▶ **DATA ROWS**
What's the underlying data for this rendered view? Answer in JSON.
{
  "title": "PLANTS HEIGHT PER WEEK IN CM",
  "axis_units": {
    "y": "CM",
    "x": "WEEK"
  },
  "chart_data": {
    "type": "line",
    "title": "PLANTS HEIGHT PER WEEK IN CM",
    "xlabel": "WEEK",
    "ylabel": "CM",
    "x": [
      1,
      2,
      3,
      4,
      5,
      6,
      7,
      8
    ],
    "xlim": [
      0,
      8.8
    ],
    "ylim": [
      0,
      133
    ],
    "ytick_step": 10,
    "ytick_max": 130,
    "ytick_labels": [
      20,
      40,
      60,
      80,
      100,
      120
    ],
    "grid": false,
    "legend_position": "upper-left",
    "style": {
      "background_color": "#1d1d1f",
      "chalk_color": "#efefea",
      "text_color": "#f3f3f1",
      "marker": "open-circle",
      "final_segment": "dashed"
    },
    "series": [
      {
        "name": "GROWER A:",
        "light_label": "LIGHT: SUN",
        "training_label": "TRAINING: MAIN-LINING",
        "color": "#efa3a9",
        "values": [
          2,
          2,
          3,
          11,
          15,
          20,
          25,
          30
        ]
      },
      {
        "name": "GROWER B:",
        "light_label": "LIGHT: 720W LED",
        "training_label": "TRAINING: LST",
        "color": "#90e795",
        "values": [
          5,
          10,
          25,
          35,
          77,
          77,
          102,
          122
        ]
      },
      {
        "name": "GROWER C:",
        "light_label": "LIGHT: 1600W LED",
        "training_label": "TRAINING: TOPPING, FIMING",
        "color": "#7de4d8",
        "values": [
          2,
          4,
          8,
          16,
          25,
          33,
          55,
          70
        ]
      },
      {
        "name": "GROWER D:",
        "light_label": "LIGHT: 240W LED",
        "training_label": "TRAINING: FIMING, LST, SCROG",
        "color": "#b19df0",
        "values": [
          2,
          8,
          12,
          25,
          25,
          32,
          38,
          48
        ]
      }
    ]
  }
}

▶ **TASK OBJECTIVE**
Your task is to print all of the records exactly.

▶ **TASK ANSWER**
What's the underlying data for this rendered view? Answer in JSON.
{
  "title": "PLANTS HEIGHT PER WEEK IN CM",
  "axis_units": {
    "y": "CM",
    "x": "WEEK"
  },
  "chart_data": {
    "type": "line",
    "title": "PLANTS HEIGHT PER WEEK IN CM",
    "xlabel": "WEEK",
    "ylabel": "CM",
    "x": [
      1,
      2,
      3,
      4,
      5,
      6,
      7,
      8
    ],
    "xlim": [
      0,
      8.8
    ],
    "ylim": [
      0,
      133
    ],
    "ytick_step": 10,
    "ytick_max": 130,
    "ytick_labels": [
      20,
      40,
      60,
      80,
      100,
      120
    ],
    "grid": false,
    "legend_position": "upper-left",
    "style": {
      "background_color": "#1d1d1f",
      "chalk_color": "#efefea",
      "text_color": "#f3f3f1",
      "marker": "open-circle",
      "final_segment": "dashed"
    },
    "series": [
      {
        "name": "GROWER A:",
        "light_label": "LIGHT: SUN",
        "training_label": "TRAINING: MAIN-LINING",
        "color": "#efa3a9",
        "values": [
          2,
          2,
          3,
          11,
          15,
          20,
          25,
          30
        ]
      },
      {
        "name": "GROWER B:",
        "light_label": "LIGHT: 720W LED",
        "training_label": "TRAINING: LST",
        "color": "#90e795",
        "values": [
          5,
          10,
          25,
          35,
          77,
          77,
          102,
          122
        ]
      },
      {
        "name": "GROWER C:",
        "light_label": "LIGHT: 1600W LED",
        "training_label": "TRAINING: TOPPING, FIMING",
        "color": "#7de4d8",
        "values": [
          2,
          4,
          8,
          16,
          25,
          33,
          55,
          70
        ]
      },
      {
        "name": "GROWER D:",
        "light_label": "LIGHT: 240W LED",
        "training_label": "TRAINING: FIMING, LST, SCROG",
        "color": "#b19df0",
        "values": [
          2,
          8,
          12,
          25,
          25,
          32,
          38,
          48
        ]
      }
    ]
  }
}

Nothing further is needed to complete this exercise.